- _What is needed_
In the copy, keep every record exact and leave out all images.

- _Records for this exercise_

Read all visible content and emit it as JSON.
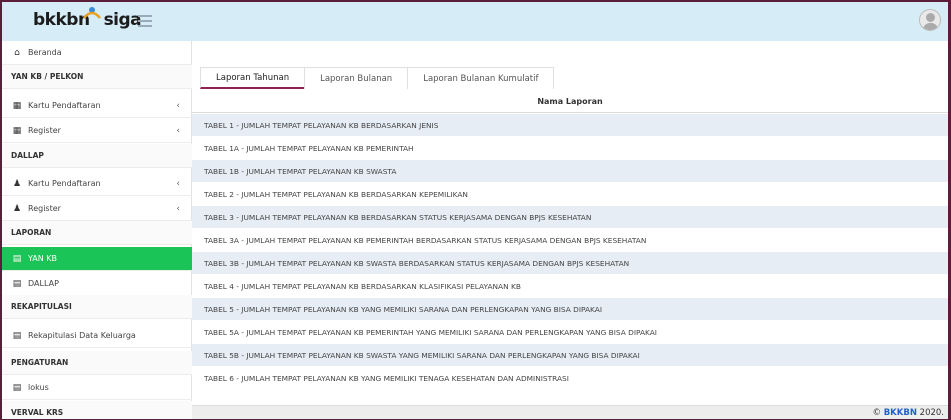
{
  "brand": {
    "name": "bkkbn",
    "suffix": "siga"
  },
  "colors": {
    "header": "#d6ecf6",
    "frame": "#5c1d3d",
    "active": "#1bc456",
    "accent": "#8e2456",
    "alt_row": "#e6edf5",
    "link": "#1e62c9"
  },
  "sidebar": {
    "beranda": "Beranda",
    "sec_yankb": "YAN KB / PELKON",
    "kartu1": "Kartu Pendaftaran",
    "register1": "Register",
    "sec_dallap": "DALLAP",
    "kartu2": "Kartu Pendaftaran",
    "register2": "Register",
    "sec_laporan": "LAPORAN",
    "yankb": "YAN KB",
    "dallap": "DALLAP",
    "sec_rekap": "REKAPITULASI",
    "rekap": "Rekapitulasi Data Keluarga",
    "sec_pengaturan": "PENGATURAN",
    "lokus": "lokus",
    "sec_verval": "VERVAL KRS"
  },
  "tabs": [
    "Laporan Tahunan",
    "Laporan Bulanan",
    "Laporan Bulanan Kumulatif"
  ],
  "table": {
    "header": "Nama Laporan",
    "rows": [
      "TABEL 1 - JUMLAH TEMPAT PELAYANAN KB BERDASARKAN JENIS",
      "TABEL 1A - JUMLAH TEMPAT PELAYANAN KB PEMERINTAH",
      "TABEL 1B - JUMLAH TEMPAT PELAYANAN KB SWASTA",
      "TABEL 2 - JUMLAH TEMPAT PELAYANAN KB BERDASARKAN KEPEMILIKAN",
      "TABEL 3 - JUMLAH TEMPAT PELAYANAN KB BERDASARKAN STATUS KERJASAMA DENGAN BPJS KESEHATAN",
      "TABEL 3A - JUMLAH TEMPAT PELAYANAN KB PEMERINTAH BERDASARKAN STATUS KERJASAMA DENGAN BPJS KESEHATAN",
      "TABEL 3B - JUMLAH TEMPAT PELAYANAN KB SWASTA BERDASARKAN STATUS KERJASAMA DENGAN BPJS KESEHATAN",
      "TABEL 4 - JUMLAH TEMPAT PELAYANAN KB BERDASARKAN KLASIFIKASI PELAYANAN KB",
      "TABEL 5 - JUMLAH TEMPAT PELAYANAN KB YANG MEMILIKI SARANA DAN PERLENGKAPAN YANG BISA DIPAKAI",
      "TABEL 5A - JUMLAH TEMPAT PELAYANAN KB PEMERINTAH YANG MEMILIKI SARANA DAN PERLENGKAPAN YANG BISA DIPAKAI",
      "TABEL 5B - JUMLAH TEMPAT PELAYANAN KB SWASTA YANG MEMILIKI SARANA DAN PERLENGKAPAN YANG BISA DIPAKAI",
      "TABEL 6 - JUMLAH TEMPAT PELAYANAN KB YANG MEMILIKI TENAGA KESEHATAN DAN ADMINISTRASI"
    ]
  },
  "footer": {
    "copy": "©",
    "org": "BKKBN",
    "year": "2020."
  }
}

- _Final result_
Read all visible content and emit it as JSON.
{
  "brand": {
    "name": "bkkbn",
    "suffix": "siga"
  },
  "colors": {
    "header": "#d6ecf6",
    "frame": "#5c1d3d",
    "active": "#1bc456",
    "accent": "#8e2456",
    "alt_row": "#e6edf5",
    "link": "#1e62c9"
  },
  "sidebar": {
    "beranda": "Beranda",
    "sec_yankb": "YAN KB / PELKON",
    "kartu1": "Kartu Pendaftaran",
    "register1": "Register",
    "sec_dallap": "DALLAP",
    "kartu2": "Kartu Pendaftaran",
    "register2": "Register",
    "sec_laporan": "LAPORAN",
    "yankb": "YAN KB",
    "dallap": "DALLAP",
    "sec_rekap": "REKAPITULASI",
    "rekap": "Rekapitulasi Data Keluarga",
    "sec_pengaturan": "PENGATURAN",
    "lokus": "lokus",
    "sec_verval": "VERVAL KRS"
  },
  "tabs": [
    "Laporan Tahunan",
    "Laporan Bulanan",
    "Laporan Bulanan Kumulatif"
  ],
  "table": {
    "header": "Nama Laporan",
    "rows": [
      "TABEL 1 - JUMLAH TEMPAT PELAYANAN KB BERDASARKAN JENIS",
      "TABEL 1A - JUMLAH TEMPAT PELAYANAN KB PEMERINTAH",
      "TABEL 1B - JUMLAH TEMPAT PELAYANAN KB SWASTA",
      "TABEL 2 - JUMLAH TEMPAT PELAYANAN KB BERDASARKAN KEPEMILIKAN",
      "TABEL 3 - JUMLAH TEMPAT PELAYANAN KB BERDASARKAN STATUS KERJASAMA DENGAN BPJS KESEHATAN",
      "TABEL 3A - JUMLAH TEMPAT PELAYANAN KB PEMERINTAH BERDASARKAN STATUS KERJASAMA DENGAN BPJS KESEHATAN",
      "TABEL 3B - JUMLAH TEMPAT PELAYANAN KB SWASTA BERDASARKAN STATUS KERJASAMA DENGAN BPJS KESEHATAN",
      "TABEL 4 - JUMLAH TEMPAT PELAYANAN KB BERDASARKAN KLASIFIKASI PELAYANAN KB",
      "TABEL 5 - JUMLAH TEMPAT PELAYANAN KB YANG MEMILIKI SARANA DAN PERLENGKAPAN YANG BISA DIPAKAI",
      "TABEL 5A - JUMLAH TEMPAT PELAYANAN KB PEMERINTAH YANG MEMILIKI SARANA DAN PERLENGKAPAN YANG BISA DIPAKAI",
      "TABEL 5B - JUMLAH TEMPAT PELAYANAN KB SWASTA YANG MEMILIKI SARANA DAN PERLENGKAPAN YANG BISA DIPAKAI",
      "TABEL 6 - JUMLAH TEMPAT PELAYANAN KB YANG MEMILIKI TENAGA KESEHATAN DAN ADMINISTRASI"
    ]
  },
  "footer": {
    "copy": "©",
    "org": "BKKBN",
    "year": "2020."
  }
}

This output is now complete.